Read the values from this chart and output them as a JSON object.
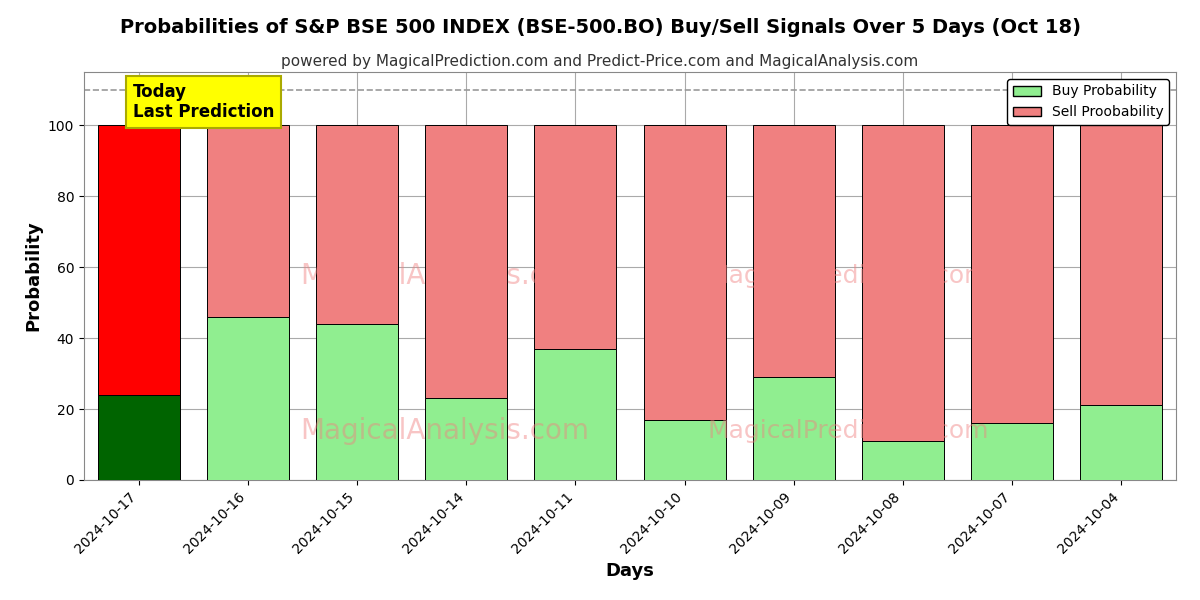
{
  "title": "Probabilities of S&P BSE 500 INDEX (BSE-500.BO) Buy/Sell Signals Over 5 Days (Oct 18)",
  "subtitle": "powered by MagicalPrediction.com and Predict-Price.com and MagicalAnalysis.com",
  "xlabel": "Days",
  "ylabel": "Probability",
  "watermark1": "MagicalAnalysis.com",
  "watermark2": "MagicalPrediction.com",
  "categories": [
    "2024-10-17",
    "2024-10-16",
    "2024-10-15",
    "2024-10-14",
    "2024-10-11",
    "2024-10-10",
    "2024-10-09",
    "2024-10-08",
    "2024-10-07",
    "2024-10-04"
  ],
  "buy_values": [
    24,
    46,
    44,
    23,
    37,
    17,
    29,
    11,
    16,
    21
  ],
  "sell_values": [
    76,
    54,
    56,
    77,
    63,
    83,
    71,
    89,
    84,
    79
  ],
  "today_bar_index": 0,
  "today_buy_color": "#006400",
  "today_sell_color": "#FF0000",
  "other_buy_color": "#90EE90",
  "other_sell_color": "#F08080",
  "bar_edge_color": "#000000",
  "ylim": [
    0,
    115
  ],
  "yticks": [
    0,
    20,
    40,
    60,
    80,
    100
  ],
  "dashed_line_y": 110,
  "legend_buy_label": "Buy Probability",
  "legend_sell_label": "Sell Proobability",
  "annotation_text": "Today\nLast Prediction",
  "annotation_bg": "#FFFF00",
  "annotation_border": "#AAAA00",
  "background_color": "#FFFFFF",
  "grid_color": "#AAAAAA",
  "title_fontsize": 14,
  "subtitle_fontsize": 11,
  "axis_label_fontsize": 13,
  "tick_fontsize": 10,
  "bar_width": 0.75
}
━━━━━━━━━━━━━━━━━━━━━━━━━━━━━━
- _To do_
Quote the records above exactly, leaving out any pictures.

- _Response below_
Read the values from this chart and output them as a JSON object.
{
  "title": "Probabilities of S&P BSE 500 INDEX (BSE-500.BO) Buy/Sell Signals Over 5 Days (Oct 18)",
  "subtitle": "powered by MagicalPrediction.com and Predict-Price.com and MagicalAnalysis.com",
  "xlabel": "Days",
  "ylabel": "Probability",
  "watermark1": "MagicalAnalysis.com",
  "watermark2": "MagicalPrediction.com",
  "categories": [
    "2024-10-17",
    "2024-10-16",
    "2024-10-15",
    "2024-10-14",
    "2024-10-11",
    "2024-10-10",
    "2024-10-09",
    "2024-10-08",
    "2024-10-07",
    "2024-10-04"
  ],
  "buy_values": [
    24,
    46,
    44,
    23,
    37,
    17,
    29,
    11,
    16,
    21
  ],
  "sell_values": [
    76,
    54,
    56,
    77,
    63,
    83,
    71,
    89,
    84,
    79
  ],
  "today_bar_index": 0,
  "today_buy_color": "#006400",
  "today_sell_color": "#FF0000",
  "other_buy_color": "#90EE90",
  "other_sell_color": "#F08080",
  "bar_edge_color": "#000000",
  "ylim": [
    0,
    115
  ],
  "yticks": [
    0,
    20,
    40,
    60,
    80,
    100
  ],
  "dashed_line_y": 110,
  "legend_buy_label": "Buy Probability",
  "legend_sell_label": "Sell Proobability",
  "annotation_text": "Today\nLast Prediction",
  "annotation_bg": "#FFFF00",
  "annotation_border": "#AAAA00",
  "background_color": "#FFFFFF",
  "grid_color": "#AAAAAA",
  "title_fontsize": 14,
  "subtitle_fontsize": 11,
  "axis_label_fontsize": 13,
  "tick_fontsize": 10,
  "bar_width": 0.75
}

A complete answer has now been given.